REQUIREMENTS:
Your task is to extract every entry that follows word for word while excluding the pictures.

RECORD SET:
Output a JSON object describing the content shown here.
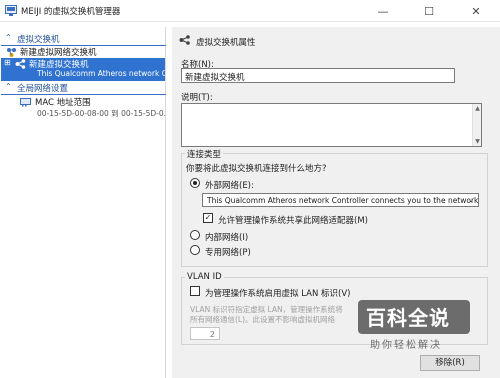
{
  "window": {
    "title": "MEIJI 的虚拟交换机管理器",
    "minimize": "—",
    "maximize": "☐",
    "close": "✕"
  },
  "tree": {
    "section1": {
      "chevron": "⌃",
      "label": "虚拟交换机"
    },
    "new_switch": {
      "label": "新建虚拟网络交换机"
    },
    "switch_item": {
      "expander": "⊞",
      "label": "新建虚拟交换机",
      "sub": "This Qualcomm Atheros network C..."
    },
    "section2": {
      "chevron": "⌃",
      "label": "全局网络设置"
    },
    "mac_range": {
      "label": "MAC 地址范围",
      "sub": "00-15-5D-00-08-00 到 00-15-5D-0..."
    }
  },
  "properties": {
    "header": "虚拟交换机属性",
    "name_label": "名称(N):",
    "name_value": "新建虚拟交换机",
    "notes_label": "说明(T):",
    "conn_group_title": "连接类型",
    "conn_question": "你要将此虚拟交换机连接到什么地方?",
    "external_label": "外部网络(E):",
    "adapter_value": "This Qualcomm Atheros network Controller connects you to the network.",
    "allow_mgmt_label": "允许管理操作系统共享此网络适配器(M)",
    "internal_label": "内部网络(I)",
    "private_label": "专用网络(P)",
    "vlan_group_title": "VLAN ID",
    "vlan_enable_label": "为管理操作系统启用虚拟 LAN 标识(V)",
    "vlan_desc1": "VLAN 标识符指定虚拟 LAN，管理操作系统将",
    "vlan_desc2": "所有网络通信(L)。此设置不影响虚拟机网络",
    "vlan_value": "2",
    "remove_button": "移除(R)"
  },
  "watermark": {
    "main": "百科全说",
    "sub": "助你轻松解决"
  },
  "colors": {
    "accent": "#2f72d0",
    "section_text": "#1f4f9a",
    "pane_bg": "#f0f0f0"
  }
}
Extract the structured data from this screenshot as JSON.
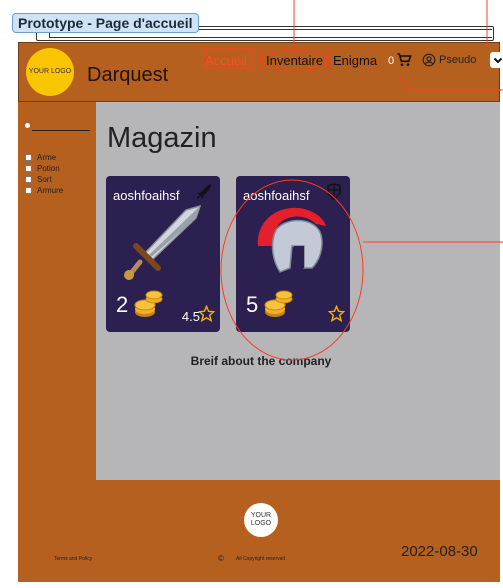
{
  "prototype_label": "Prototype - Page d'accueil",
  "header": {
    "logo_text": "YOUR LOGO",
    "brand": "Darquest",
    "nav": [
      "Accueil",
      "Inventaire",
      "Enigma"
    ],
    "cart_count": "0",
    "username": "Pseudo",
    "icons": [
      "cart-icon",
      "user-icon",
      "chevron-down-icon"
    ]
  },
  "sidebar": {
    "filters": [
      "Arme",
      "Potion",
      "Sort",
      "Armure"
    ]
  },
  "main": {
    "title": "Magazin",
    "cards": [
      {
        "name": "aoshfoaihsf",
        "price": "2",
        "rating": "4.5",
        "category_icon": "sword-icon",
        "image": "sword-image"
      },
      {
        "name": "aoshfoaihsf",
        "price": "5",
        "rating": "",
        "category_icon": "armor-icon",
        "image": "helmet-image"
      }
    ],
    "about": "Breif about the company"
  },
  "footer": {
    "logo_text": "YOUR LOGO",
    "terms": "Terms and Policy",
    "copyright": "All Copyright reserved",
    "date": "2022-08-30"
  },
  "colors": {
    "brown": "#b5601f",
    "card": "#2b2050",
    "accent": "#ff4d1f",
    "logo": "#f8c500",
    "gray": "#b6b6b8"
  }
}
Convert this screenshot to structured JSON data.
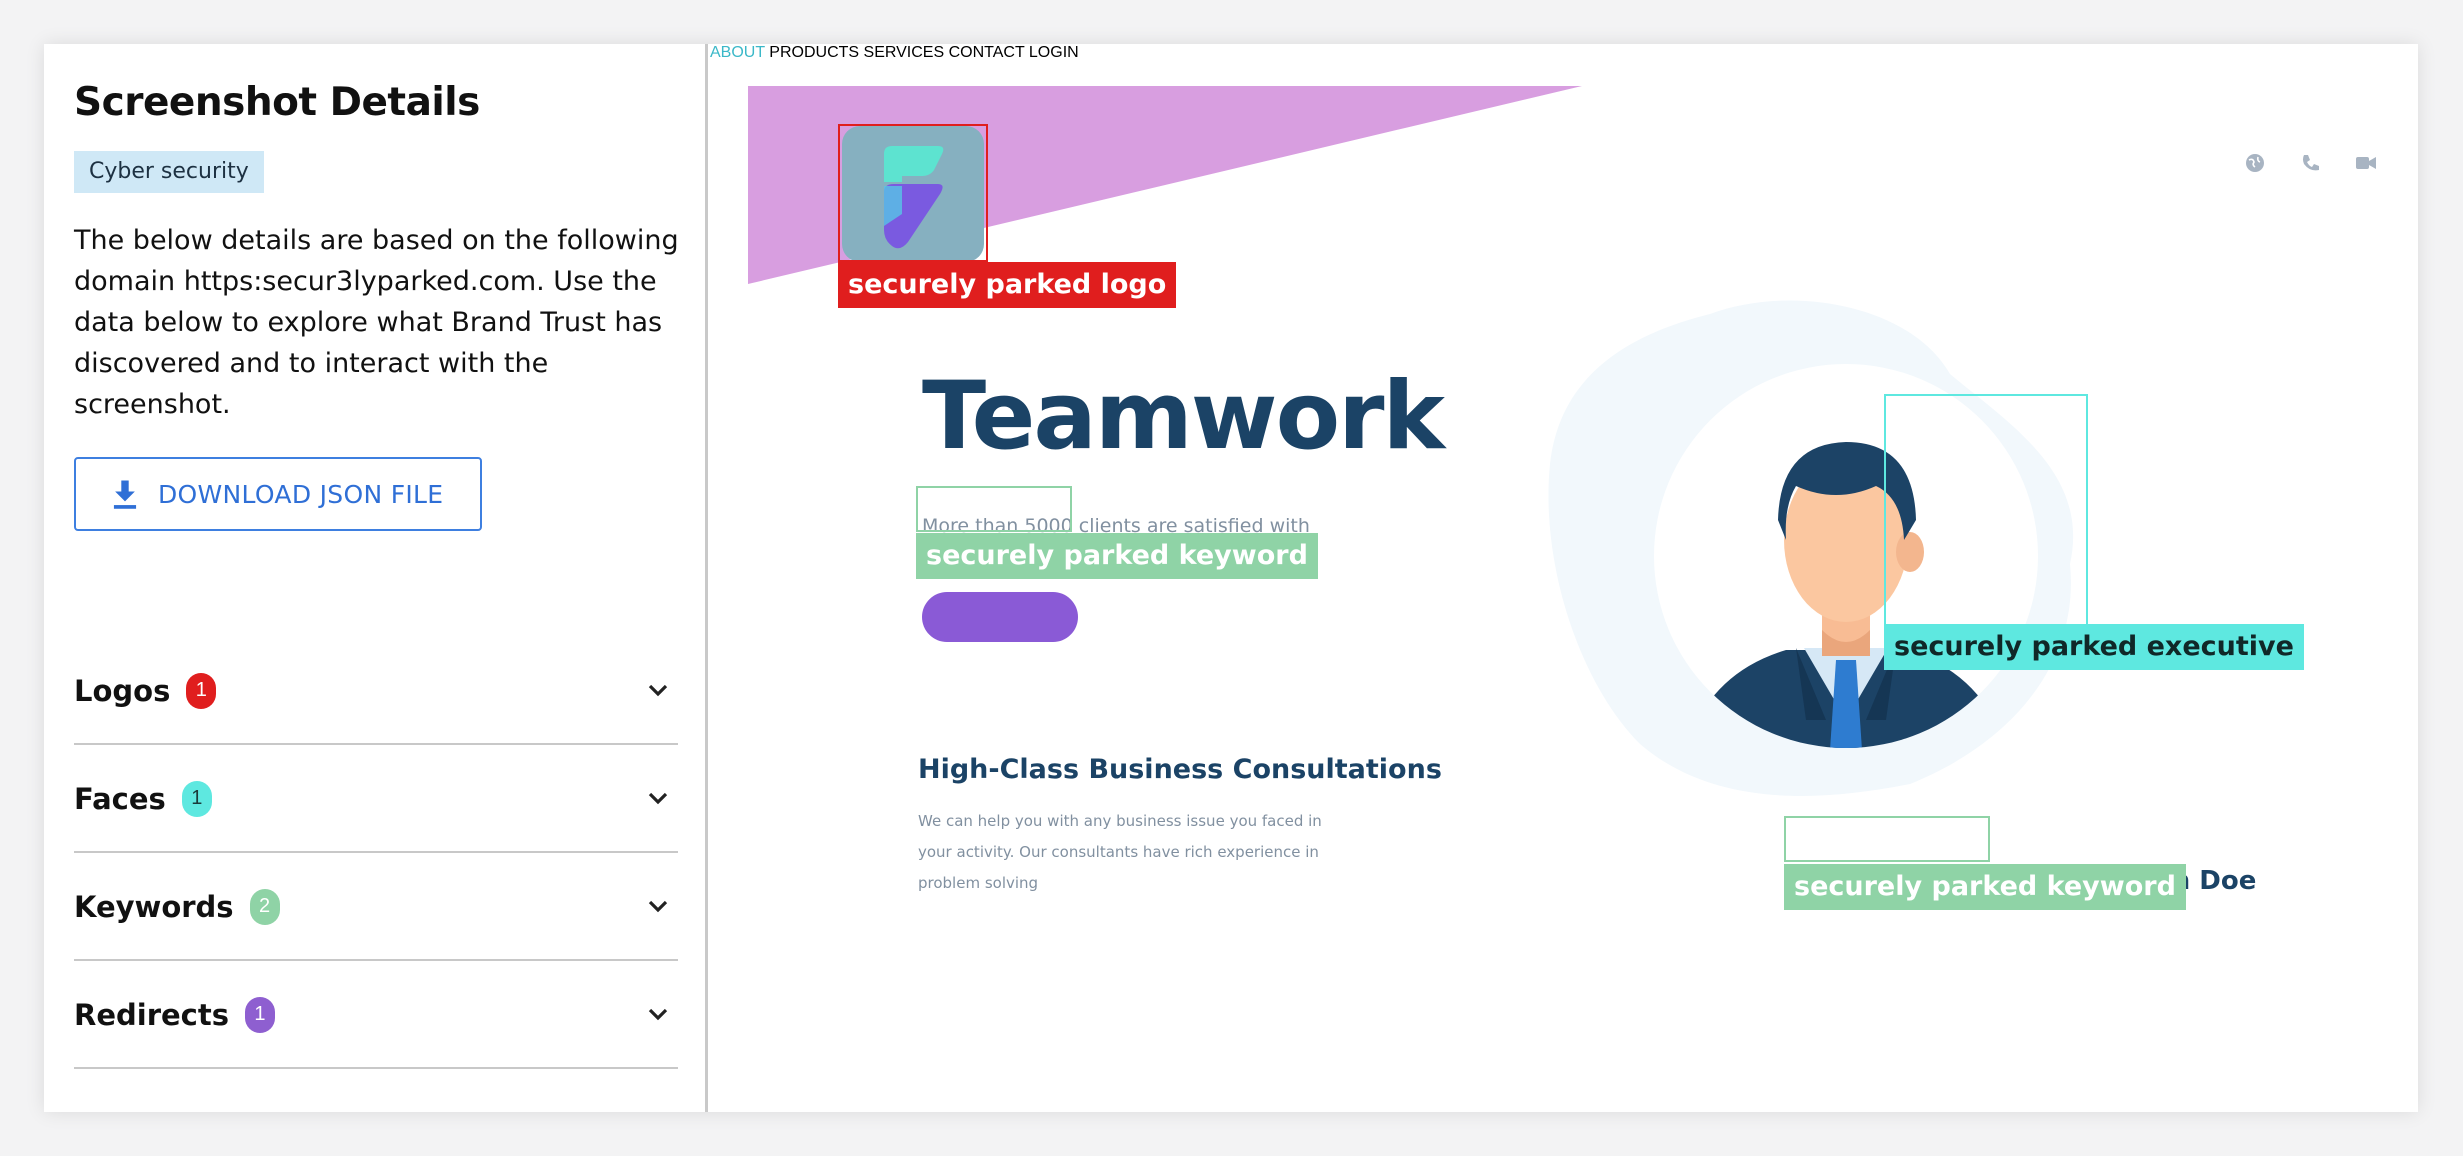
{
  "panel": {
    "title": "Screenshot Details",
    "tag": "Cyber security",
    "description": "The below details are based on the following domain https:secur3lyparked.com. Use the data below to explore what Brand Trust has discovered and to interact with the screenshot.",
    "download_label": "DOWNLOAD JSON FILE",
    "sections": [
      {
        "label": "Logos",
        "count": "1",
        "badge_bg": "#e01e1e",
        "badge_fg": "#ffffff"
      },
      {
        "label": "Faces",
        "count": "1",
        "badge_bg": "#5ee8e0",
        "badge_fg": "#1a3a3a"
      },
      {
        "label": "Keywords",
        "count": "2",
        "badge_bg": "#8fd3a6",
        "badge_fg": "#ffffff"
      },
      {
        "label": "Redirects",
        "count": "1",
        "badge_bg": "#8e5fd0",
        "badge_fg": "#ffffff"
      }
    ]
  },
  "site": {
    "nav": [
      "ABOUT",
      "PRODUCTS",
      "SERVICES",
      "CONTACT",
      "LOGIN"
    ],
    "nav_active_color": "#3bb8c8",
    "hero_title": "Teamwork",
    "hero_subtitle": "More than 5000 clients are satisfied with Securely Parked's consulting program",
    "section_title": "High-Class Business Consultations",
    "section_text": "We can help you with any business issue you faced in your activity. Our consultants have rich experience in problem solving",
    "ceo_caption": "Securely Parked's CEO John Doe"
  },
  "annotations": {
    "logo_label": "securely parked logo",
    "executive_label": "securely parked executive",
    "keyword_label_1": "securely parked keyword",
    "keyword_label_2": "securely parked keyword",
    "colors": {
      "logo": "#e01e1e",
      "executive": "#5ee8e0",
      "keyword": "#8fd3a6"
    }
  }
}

OUTPUT FOR THIS EXERCISE:
Output a JSON object describing the content shown here.
{
  "window": {
    "title": "MEIJI 的虚拟交换机管理器",
    "minimize": "—",
    "maximize": "☐",
    "close": "✕"
  },
  "tree": {
    "section1": {
      "chevron": "⌃",
      "label": "虚拟交换机"
    },
    "new_switch": {
      "label": "新建虚拟网络交换机"
    },
    "switch_item": {
      "expander": "⊞",
      "label": "新建虚拟交换机",
      "sub": "This Qualcomm Atheros network C..."
    },
    "section2": {
      "chevron": "⌃",
      "label": "全局网络设置"
    },
    "mac_range": {
      "label": "MAC 地址范围",
      "sub": "00-15-5D-00-08-00 到 00-15-5D-0..."
    }
  },
  "properties": {
    "header": "虚拟交换机属性",
    "name_label": "名称(N):",
    "name_value": "新建虚拟交换机",
    "notes_label": "说明(T):",
    "conn_group_title": "连接类型",
    "conn_question": "你要将此虚拟交换机连接到什么地方?",
    "external_label": "外部网络(E):",
    "adapter_value": "This Qualcomm Atheros network Controller connects you to the network.",
    "allow_mgmt_label": "允许管理操作系统共享此网络适配器(M)",
    "internal_label": "内部网络(I)",
    "private_label": "专用网络(P)",
    "vlan_group_title": "VLAN ID",
    "vlan_enable_label": "为管理操作系统启用虚拟 LAN 标识(V)",
    "vlan_desc1": "VLAN 标识符指定虚拟 LAN，管理操作系统将",
    "vlan_desc2": "所有网络通信(L)。此设置不影响虚拟机网络",
    "vlan_value": "2",
    "remove_button": "移除(R)"
  },
  "watermark": {
    "main": "百科全说",
    "sub": "助你轻松解决"
  },
  "colors": {
    "accent": "#2f72d0",
    "section_text": "#1f4f9a",
    "pane_bg": "#f0f0f0"
  }
}
Extract the structured data from this screenshot as JSON.
{
  "prototype_label": "Prototype - Page d'accueil",
  "header": {
    "logo_text": "YOUR LOGO",
    "brand": "Darquest",
    "nav": [
      "Accueil",
      "Inventaire",
      "Enigma"
    ],
    "cart_count": "0",
    "username": "Pseudo",
    "icons": [
      "cart-icon",
      "user-icon",
      "chevron-down-icon"
    ]
  },
  "sidebar": {
    "filters": [
      "Arme",
      "Potion",
      "Sort",
      "Armure"
    ]
  },
  "main": {
    "title": "Magazin",
    "cards": [
      {
        "name": "aoshfoaihsf",
        "price": "2",
        "rating": "4.5",
        "category_icon": "sword-icon",
        "image": "sword-image"
      },
      {
        "name": "aoshfoaihsf",
        "price": "5",
        "rating": "",
        "category_icon": "armor-icon",
        "image": "helmet-image"
      }
    ],
    "about": "Breif about the company"
  },
  "footer": {
    "logo_text": "YOUR LOGO",
    "terms": "Terms and Policy",
    "copyright": "All Copyright reserved",
    "date": "2022-08-30"
  },
  "colors": {
    "brown": "#b5601f",
    "card": "#2b2050",
    "accent": "#ff4d1f",
    "logo": "#f8c500",
    "gray": "#b6b6b8"
  }
}
Convert this screenshot to structured JSON data.
{
  "panel": {
    "title": "Screenshot Details",
    "tag": "Cyber security",
    "description": "The below details are based on the following domain https:secur3lyparked.com. Use the data below to explore what Brand Trust has discovered and to interact with the screenshot.",
    "download_label": "DOWNLOAD JSON FILE",
    "sections": [
      {
        "label": "Logos",
        "count": "1",
        "badge_bg": "#e01e1e",
        "badge_fg": "#ffffff"
      },
      {
        "label": "Faces",
        "count": "1",
        "badge_bg": "#5ee8e0",
        "badge_fg": "#1a3a3a"
      },
      {
        "label": "Keywords",
        "count": "2",
        "badge_bg": "#8fd3a6",
        "badge_fg": "#ffffff"
      },
      {
        "label": "Redirects",
        "count": "1",
        "badge_bg": "#8e5fd0",
        "badge_fg": "#ffffff"
      }
    ]
  },
  "site": {
    "nav": [
      "ABOUT",
      "PRODUCTS",
      "SERVICES",
      "CONTACT",
      "LOGIN"
    ],
    "nav_active_color": "#3bb8c8",
    "hero_title": "Teamwork",
    "hero_subtitle": "More than 5000 clients are satisfied with Securely Parked's consulting program",
    "section_title": "High-Class Business Consultations",
    "section_text": "We can help you with any business issue you faced in your activity. Our consultants have rich experience in problem solving",
    "ceo_caption": "Securely Parked's CEO John Doe"
  },
  "annotations": {
    "logo_label": "securely parked logo",
    "executive_label": "securely parked executive",
    "keyword_label_1": "securely parked keyword",
    "keyword_label_2": "securely parked keyword",
    "colors": {
      "logo": "#e01e1e",
      "executive": "#5ee8e0",
      "keyword": "#8fd3a6"
    }
  }
}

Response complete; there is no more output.